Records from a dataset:
+ + + + +
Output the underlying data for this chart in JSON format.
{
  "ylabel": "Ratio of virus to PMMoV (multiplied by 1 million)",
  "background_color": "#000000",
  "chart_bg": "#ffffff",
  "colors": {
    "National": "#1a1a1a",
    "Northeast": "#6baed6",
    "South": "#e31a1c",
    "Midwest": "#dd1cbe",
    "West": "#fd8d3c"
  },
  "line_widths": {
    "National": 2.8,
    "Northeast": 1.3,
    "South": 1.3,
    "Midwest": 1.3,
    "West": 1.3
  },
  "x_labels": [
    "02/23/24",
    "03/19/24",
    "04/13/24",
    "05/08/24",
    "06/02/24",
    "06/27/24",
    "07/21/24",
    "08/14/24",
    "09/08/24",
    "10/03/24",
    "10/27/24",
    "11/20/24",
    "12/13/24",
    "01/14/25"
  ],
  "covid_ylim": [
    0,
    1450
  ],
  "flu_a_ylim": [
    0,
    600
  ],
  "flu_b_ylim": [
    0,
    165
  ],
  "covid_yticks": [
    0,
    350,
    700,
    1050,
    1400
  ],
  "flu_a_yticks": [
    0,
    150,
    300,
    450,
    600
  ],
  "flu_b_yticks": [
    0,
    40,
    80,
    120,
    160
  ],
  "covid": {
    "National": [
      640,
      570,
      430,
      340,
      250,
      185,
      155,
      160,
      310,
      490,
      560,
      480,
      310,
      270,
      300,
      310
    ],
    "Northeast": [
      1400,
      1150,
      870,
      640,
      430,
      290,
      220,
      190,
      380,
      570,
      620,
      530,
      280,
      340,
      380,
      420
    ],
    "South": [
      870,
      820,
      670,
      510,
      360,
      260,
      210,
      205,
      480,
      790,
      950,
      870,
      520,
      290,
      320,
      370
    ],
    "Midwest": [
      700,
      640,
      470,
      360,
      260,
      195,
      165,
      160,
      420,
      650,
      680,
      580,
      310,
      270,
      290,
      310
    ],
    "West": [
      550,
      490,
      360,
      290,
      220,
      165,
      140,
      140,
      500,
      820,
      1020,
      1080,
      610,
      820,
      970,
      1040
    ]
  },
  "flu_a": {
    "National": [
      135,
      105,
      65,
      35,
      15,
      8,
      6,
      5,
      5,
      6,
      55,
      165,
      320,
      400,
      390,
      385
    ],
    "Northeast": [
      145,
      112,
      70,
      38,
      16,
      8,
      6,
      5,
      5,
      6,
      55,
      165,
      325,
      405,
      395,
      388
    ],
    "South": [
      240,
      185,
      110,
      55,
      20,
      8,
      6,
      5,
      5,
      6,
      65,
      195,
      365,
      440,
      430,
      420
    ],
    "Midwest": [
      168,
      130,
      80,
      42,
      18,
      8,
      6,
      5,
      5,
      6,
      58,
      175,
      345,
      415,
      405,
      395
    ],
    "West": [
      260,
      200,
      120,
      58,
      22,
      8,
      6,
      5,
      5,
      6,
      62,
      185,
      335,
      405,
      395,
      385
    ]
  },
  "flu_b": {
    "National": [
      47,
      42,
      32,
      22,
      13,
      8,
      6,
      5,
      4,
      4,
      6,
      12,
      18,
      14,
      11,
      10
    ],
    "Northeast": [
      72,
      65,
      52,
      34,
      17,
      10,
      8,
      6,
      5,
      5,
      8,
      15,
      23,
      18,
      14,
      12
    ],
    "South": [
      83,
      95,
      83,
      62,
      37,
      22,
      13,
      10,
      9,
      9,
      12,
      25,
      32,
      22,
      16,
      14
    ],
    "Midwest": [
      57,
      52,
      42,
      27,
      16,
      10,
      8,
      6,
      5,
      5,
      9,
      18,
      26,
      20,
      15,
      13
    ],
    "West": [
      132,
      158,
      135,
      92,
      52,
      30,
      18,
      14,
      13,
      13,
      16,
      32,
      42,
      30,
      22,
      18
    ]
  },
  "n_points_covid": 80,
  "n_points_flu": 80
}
+ + + + +
• WORK ORDER: Give back the data exactly, with no line dropped.

• COMPLETED EXERCISE:
Output the underlying data for this chart in JSON format.
{
  "ylabel": "Ratio of virus to PMMoV (multiplied by 1 million)",
  "background_color": "#000000",
  "chart_bg": "#ffffff",
  "colors": {
    "National": "#1a1a1a",
    "Northeast": "#6baed6",
    "South": "#e31a1c",
    "Midwest": "#dd1cbe",
    "West": "#fd8d3c"
  },
  "line_widths": {
    "National": 2.8,
    "Northeast": 1.3,
    "South": 1.3,
    "Midwest": 1.3,
    "West": 1.3
  },
  "x_labels": [
    "02/23/24",
    "03/19/24",
    "04/13/24",
    "05/08/24",
    "06/02/24",
    "06/27/24",
    "07/21/24",
    "08/14/24",
    "09/08/24",
    "10/03/24",
    "10/27/24",
    "11/20/24",
    "12/13/24",
    "01/14/25"
  ],
  "covid_ylim": [
    0,
    1450
  ],
  "flu_a_ylim": [
    0,
    600
  ],
  "flu_b_ylim": [
    0,
    165
  ],
  "covid_yticks": [
    0,
    350,
    700,
    1050,
    1400
  ],
  "flu_a_yticks": [
    0,
    150,
    300,
    450,
    600
  ],
  "flu_b_yticks": [
    0,
    40,
    80,
    120,
    160
  ],
  "covid": {
    "National": [
      640,
      570,
      430,
      340,
      250,
      185,
      155,
      160,
      310,
      490,
      560,
      480,
      310,
      270,
      300,
      310
    ],
    "Northeast": [
      1400,
      1150,
      870,
      640,
      430,
      290,
      220,
      190,
      380,
      570,
      620,
      530,
      280,
      340,
      380,
      420
    ],
    "South": [
      870,
      820,
      670,
      510,
      360,
      260,
      210,
      205,
      480,
      790,
      950,
      870,
      520,
      290,
      320,
      370
    ],
    "Midwest": [
      700,
      640,
      470,
      360,
      260,
      195,
      165,
      160,
      420,
      650,
      680,
      580,
      310,
      270,
      290,
      310
    ],
    "West": [
      550,
      490,
      360,
      290,
      220,
      165,
      140,
      140,
      500,
      820,
      1020,
      1080,
      610,
      820,
      970,
      1040
    ]
  },
  "flu_a": {
    "National": [
      135,
      105,
      65,
      35,
      15,
      8,
      6,
      5,
      5,
      6,
      55,
      165,
      320,
      400,
      390,
      385
    ],
    "Northeast": [
      145,
      112,
      70,
      38,
      16,
      8,
      6,
      5,
      5,
      6,
      55,
      165,
      325,
      405,
      395,
      388
    ],
    "South": [
      240,
      185,
      110,
      55,
      20,
      8,
      6,
      5,
      5,
      6,
      65,
      195,
      365,
      440,
      430,
      420
    ],
    "Midwest": [
      168,
      130,
      80,
      42,
      18,
      8,
      6,
      5,
      5,
      6,
      58,
      175,
      345,
      415,
      405,
      395
    ],
    "West": [
      260,
      200,
      120,
      58,
      22,
      8,
      6,
      5,
      5,
      6,
      62,
      185,
      335,
      405,
      395,
      385
    ]
  },
  "flu_b": {
    "National": [
      47,
      42,
      32,
      22,
      13,
      8,
      6,
      5,
      4,
      4,
      6,
      12,
      18,
      14,
      11,
      10
    ],
    "Northeast": [
      72,
      65,
      52,
      34,
      17,
      10,
      8,
      6,
      5,
      5,
      8,
      15,
      23,
      18,
      14,
      12
    ],
    "South": [
      83,
      95,
      83,
      62,
      37,
      22,
      13,
      10,
      9,
      9,
      12,
      25,
      32,
      22,
      16,
      14
    ],
    "Midwest": [
      57,
      52,
      42,
      27,
      16,
      10,
      8,
      6,
      5,
      5,
      9,
      18,
      26,
      20,
      15,
      13
    ],
    "West": [
      132,
      158,
      135,
      92,
      52,
      30,
      18,
      14,
      13,
      13,
      16,
      32,
      42,
      30,
      22,
      18
    ]
  },
  "n_points_covid": 80,
  "n_points_flu": 80
}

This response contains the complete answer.